*Stated exercise*: Take each line containing "structured" and report it exactly as written.

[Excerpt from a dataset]

************

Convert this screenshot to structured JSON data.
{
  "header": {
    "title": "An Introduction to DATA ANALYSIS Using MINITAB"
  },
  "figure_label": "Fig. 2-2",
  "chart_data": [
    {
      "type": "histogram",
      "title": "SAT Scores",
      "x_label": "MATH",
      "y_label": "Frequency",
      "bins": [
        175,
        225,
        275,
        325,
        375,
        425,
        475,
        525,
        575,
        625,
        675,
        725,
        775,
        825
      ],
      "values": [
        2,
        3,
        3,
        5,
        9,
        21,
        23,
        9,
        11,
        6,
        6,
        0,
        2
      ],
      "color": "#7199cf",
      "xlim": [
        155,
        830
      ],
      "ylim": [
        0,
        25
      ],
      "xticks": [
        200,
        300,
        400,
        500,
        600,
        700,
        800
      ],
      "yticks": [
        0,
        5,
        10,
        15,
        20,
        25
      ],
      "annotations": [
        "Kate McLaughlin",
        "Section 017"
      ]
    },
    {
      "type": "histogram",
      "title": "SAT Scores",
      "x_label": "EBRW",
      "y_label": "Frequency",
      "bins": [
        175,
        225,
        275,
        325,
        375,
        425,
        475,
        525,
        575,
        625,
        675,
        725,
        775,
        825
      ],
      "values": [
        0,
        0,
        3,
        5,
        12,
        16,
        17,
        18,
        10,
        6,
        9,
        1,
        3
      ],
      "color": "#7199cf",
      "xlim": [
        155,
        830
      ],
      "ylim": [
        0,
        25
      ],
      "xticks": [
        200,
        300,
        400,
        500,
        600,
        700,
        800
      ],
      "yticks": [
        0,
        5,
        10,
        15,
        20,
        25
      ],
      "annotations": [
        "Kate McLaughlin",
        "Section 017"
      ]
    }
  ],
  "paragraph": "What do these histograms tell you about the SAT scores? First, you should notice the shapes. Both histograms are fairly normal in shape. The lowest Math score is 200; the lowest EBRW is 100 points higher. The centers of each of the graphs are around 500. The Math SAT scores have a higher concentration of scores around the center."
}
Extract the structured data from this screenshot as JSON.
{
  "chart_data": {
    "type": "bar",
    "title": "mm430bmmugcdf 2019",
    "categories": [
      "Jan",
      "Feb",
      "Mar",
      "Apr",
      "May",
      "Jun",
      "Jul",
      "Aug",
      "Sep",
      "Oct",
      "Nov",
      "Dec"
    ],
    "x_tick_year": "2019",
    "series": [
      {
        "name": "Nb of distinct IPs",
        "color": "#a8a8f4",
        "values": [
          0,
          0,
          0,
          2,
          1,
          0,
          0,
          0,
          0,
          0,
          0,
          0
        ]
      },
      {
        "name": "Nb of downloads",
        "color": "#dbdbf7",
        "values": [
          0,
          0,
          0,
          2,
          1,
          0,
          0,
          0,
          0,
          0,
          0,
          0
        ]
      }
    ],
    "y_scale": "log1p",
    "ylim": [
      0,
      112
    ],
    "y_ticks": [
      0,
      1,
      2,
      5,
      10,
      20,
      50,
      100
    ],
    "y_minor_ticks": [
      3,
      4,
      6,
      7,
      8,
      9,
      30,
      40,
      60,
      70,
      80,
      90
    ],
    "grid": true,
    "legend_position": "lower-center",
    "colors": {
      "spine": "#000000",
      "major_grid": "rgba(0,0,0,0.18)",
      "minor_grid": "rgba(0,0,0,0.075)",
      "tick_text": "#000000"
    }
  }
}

************

*Result*:
Convert this screenshot to structured JSON data.
Extract the structured data from this screenshot as JSON.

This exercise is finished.